### Task prompt
Please determine how many lines of the material include the word "图中N代表的农业带", and respond with nothing but that number.
Start
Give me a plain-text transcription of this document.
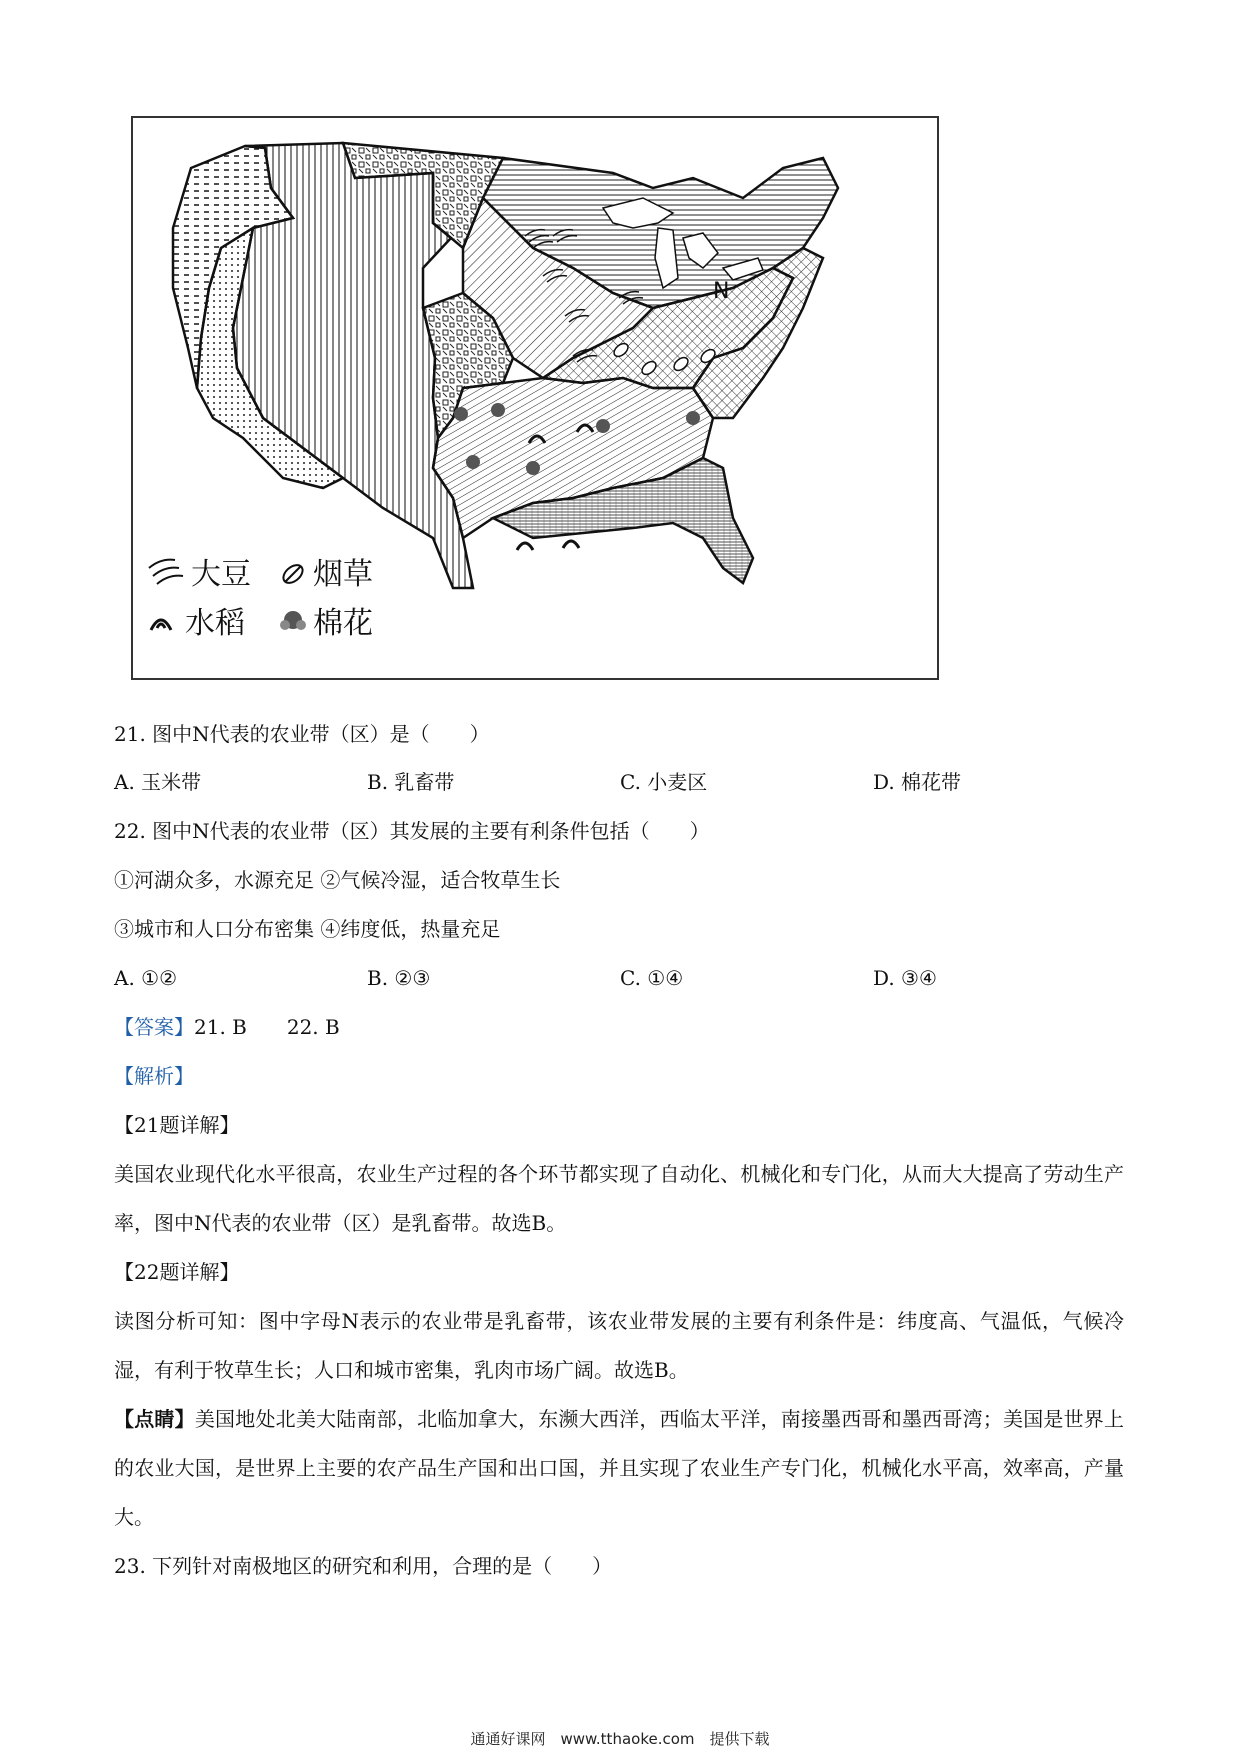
N
大豆 烟草
水稻 棉花
21. 图中N代表的农业带（区）是（　　）
A. 玉米带	B. 乳畜带	C. 小麦区	D. 棉花带
22. 图中N代表的农业带（区）其发展的主要有利条件包括（　　）
①河湖众多，水源充足 ②气候冷湿，适合牧草生长
③城市和人口分布密集 ④纬度低，热量充足
A. ①②	B. ②③	C. ①④	D. ③④
【答案】21. B　　22. B
【解析】
【21题详解】
美国农业现代化水平很高，农业生产过程的各个环节都实现了自动化、机械化和专门化，从而大大提高了劳动生产率，图中N代表的农业带（区）是乳畜带。故选B。
【22题详解】
读图分析可知：图中字母N表示的农业带是乳畜带，该农业带发展的主要有利条件是：纬度高、气温低，气候冷湿，有利于牧草生长；人口和城市密集，乳肉市场广阔。故选B。
【点睛】美国地处北美大陆南部，北临加拿大，东濒大西洋，西临太平洋，南接墨西哥和墨西哥湾；美国是世界上的农业大国，是世界上主要的农产品生产国和出口国，并且实现了农业生产专门化，机械化水平高，效率高，产量大。
23. 下列针对南极地区的研究和利用，合理的是（　　）
通通好课网　www.tthaoke.com　提供下载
End
### Problem solution
3